··· Input
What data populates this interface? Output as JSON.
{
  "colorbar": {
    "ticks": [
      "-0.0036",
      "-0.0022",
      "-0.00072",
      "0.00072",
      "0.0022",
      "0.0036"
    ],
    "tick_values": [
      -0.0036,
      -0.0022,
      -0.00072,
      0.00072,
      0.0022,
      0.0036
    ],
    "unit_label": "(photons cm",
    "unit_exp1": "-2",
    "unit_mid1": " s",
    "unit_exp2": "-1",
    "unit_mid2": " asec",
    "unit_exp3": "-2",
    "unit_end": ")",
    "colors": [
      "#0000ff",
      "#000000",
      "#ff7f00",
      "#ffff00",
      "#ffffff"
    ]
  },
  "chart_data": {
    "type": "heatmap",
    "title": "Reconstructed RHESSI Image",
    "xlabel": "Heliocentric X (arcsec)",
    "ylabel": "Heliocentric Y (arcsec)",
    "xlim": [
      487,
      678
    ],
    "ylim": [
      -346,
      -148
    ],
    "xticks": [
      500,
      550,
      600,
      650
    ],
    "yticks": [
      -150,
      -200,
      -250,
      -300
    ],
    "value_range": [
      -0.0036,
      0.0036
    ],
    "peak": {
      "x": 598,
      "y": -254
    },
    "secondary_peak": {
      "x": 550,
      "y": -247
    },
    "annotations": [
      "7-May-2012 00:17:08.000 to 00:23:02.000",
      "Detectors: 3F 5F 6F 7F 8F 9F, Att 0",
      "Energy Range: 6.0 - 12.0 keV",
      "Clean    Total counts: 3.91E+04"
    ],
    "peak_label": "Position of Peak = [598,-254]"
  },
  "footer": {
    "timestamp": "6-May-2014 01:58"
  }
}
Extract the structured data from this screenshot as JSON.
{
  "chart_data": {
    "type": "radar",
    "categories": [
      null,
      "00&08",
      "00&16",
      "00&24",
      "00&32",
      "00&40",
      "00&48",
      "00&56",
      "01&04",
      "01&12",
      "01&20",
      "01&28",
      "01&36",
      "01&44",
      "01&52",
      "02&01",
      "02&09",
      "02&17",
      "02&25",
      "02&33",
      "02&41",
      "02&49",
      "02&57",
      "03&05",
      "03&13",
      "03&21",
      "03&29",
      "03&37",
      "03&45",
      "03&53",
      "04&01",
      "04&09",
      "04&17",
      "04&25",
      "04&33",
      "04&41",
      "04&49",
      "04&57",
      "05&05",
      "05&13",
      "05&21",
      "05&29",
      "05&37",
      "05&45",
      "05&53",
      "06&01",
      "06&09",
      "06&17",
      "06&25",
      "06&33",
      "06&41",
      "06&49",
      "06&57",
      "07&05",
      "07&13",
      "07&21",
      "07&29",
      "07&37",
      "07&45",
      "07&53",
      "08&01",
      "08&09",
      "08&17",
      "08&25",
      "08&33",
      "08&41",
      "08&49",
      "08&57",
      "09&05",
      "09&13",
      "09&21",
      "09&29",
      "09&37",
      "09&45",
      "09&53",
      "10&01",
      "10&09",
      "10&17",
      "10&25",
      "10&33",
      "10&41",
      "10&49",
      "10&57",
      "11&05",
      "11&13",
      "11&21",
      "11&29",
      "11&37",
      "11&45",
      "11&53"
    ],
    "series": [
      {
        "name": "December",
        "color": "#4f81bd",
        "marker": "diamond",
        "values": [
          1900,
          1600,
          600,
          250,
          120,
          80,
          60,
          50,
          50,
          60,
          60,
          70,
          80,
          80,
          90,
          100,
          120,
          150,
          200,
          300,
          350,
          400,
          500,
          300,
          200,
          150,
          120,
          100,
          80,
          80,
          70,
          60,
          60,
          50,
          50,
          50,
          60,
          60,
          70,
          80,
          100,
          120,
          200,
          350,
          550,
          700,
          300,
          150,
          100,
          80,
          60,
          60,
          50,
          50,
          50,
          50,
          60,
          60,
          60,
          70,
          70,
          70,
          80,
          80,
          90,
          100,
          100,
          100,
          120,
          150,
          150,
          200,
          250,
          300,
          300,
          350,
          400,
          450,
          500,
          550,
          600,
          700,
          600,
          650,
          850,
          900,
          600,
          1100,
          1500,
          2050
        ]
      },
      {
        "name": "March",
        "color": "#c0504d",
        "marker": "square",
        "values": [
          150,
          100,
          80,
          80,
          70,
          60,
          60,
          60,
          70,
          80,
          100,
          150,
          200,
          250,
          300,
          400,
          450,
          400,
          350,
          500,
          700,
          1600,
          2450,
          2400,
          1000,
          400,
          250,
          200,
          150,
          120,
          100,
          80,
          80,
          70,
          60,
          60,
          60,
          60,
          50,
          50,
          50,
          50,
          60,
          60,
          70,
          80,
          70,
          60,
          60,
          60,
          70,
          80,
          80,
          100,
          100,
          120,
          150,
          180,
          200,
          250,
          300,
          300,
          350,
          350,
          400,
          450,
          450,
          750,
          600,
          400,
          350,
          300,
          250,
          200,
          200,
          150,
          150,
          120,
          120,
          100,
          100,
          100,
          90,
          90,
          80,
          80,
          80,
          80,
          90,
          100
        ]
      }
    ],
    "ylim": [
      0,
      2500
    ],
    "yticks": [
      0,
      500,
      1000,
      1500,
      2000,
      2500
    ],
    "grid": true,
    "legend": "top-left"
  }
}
······
Task instructions: Go through the records above and copy every line with the word "Heliocentric".

Exercise output:
    "xlabel": "Heliocentric X (arcsec)",
    "ylabel": "Heliocentric Y (arcsec)",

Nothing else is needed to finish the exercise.